Repeat the listing in full, word for word.

┄┄┄┄┄┄

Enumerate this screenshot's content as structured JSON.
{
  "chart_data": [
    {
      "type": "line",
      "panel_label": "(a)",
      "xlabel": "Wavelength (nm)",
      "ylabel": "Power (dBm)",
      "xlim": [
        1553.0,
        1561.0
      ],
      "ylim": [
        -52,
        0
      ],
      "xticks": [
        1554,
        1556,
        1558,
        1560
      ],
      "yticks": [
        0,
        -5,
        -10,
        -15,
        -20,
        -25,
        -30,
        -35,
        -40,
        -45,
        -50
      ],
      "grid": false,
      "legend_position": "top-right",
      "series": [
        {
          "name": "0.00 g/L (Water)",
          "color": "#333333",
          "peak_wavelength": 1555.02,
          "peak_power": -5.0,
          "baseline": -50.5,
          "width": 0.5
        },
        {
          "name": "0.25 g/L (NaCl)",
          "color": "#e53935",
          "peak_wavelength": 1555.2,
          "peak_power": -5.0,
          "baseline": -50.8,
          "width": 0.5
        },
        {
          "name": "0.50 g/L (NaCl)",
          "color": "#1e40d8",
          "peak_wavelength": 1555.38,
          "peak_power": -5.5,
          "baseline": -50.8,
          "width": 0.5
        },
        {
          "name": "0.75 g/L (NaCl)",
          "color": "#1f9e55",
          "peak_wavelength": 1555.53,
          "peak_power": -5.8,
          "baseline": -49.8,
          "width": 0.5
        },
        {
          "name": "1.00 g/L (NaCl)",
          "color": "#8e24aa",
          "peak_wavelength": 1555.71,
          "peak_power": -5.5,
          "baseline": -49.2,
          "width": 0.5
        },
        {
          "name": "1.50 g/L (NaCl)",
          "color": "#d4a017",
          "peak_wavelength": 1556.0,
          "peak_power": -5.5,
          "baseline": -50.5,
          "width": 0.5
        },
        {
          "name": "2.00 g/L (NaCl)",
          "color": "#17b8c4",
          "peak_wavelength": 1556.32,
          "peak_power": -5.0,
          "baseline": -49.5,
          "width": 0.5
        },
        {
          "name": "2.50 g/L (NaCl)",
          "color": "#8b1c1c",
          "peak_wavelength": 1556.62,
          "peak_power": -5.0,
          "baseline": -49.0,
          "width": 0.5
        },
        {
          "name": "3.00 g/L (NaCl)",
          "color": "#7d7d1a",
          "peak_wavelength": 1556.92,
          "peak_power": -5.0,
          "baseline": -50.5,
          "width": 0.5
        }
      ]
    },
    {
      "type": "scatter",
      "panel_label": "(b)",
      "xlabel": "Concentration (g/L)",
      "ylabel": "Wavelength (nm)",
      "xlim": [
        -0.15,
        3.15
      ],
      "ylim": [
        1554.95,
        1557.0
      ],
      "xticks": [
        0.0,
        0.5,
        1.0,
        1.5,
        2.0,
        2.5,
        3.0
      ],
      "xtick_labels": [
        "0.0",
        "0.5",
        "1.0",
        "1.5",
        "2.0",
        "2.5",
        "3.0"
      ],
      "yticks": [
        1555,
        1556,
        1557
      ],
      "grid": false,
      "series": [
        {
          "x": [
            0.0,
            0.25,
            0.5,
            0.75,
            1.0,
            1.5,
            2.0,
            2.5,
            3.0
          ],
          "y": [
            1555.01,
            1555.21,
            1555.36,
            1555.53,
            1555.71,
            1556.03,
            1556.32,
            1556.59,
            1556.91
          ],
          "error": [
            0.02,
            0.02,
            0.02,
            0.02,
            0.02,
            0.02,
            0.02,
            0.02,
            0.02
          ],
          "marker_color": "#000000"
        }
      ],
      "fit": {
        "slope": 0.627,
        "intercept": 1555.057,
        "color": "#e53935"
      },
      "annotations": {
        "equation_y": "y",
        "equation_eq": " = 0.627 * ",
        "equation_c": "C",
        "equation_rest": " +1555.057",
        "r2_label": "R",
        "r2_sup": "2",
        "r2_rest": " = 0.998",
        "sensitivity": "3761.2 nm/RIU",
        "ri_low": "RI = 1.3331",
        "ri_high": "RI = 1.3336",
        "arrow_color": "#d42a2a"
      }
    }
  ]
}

┄┄┄┄┄┄

## ANSWER IN FULL
Enumerate this screenshot's content as structured JSON.
{
  "chart_data": [
    {
      "type": "line",
      "panel_label": "(a)",
      "xlabel": "Wavelength (nm)",
      "ylabel": "Power (dBm)",
      "xlim": [
        1553.0,
        1561.0
      ],
      "ylim": [
        -52,
        0
      ],
      "xticks": [
        1554,
        1556,
        1558,
        1560
      ],
      "yticks": [
        0,
        -5,
        -10,
        -15,
        -20,
        -25,
        -30,
        -35,
        -40,
        -45,
        -50
      ],
      "grid": false,
      "legend_position": "top-right",
      "series": [
        {
          "name": "0.00 g/L (Water)",
          "color": "#333333",
          "peak_wavelength": 1555.02,
          "peak_power": -5.0,
          "baseline": -50.5,
          "width": 0.5
        },
        {
          "name": "0.25 g/L (NaCl)",
          "color": "#e53935",
          "peak_wavelength": 1555.2,
          "peak_power": -5.0,
          "baseline": -50.8,
          "width": 0.5
        },
        {
          "name": "0.50 g/L (NaCl)",
          "color": "#1e40d8",
          "peak_wavelength": 1555.38,
          "peak_power": -5.5,
          "baseline": -50.8,
          "width": 0.5
        },
        {
          "name": "0.75 g/L (NaCl)",
          "color": "#1f9e55",
          "peak_wavelength": 1555.53,
          "peak_power": -5.8,
          "baseline": -49.8,
          "width": 0.5
        },
        {
          "name": "1.00 g/L (NaCl)",
          "color": "#8e24aa",
          "peak_wavelength": 1555.71,
          "peak_power": -5.5,
          "baseline": -49.2,
          "width": 0.5
        },
        {
          "name": "1.50 g/L (NaCl)",
          "color": "#d4a017",
          "peak_wavelength": 1556.0,
          "peak_power": -5.5,
          "baseline": -50.5,
          "width": 0.5
        },
        {
          "name": "2.00 g/L (NaCl)",
          "color": "#17b8c4",
          "peak_wavelength": 1556.32,
          "peak_power": -5.0,
          "baseline": -49.5,
          "width": 0.5
        },
        {
          "name": "2.50 g/L (NaCl)",
          "color": "#8b1c1c",
          "peak_wavelength": 1556.62,
          "peak_power": -5.0,
          "baseline": -49.0,
          "width": 0.5
        },
        {
          "name": "3.00 g/L (NaCl)",
          "color": "#7d7d1a",
          "peak_wavelength": 1556.92,
          "peak_power": -5.0,
          "baseline": -50.5,
          "width": 0.5
        }
      ]
    },
    {
      "type": "scatter",
      "panel_label": "(b)",
      "xlabel": "Concentration (g/L)",
      "ylabel": "Wavelength (nm)",
      "xlim": [
        -0.15,
        3.15
      ],
      "ylim": [
        1554.95,
        1557.0
      ],
      "xticks": [
        0.0,
        0.5,
        1.0,
        1.5,
        2.0,
        2.5,
        3.0
      ],
      "xtick_labels": [
        "0.0",
        "0.5",
        "1.0",
        "1.5",
        "2.0",
        "2.5",
        "3.0"
      ],
      "yticks": [
        1555,
        1556,
        1557
      ],
      "grid": false,
      "series": [
        {
          "x": [
            0.0,
            0.25,
            0.5,
            0.75,
            1.0,
            1.5,
            2.0,
            2.5,
            3.0
          ],
          "y": [
            1555.01,
            1555.21,
            1555.36,
            1555.53,
            1555.71,
            1556.03,
            1556.32,
            1556.59,
            1556.91
          ],
          "error": [
            0.02,
            0.02,
            0.02,
            0.02,
            0.02,
            0.02,
            0.02,
            0.02,
            0.02
          ],
          "marker_color": "#000000"
        }
      ],
      "fit": {
        "slope": 0.627,
        "intercept": 1555.057,
        "color": "#e53935"
      },
      "annotations": {
        "equation_y": "y",
        "equation_eq": " = 0.627 * ",
        "equation_c": "C",
        "equation_rest": " +1555.057",
        "r2_label": "R",
        "r2_sup": "2",
        "r2_rest": " = 0.998",
        "sensitivity": "3761.2 nm/RIU",
        "ri_low": "RI = 1.3331",
        "ri_high": "RI = 1.3336",
        "arrow_color": "#d42a2a"
      }
    }
  ]
}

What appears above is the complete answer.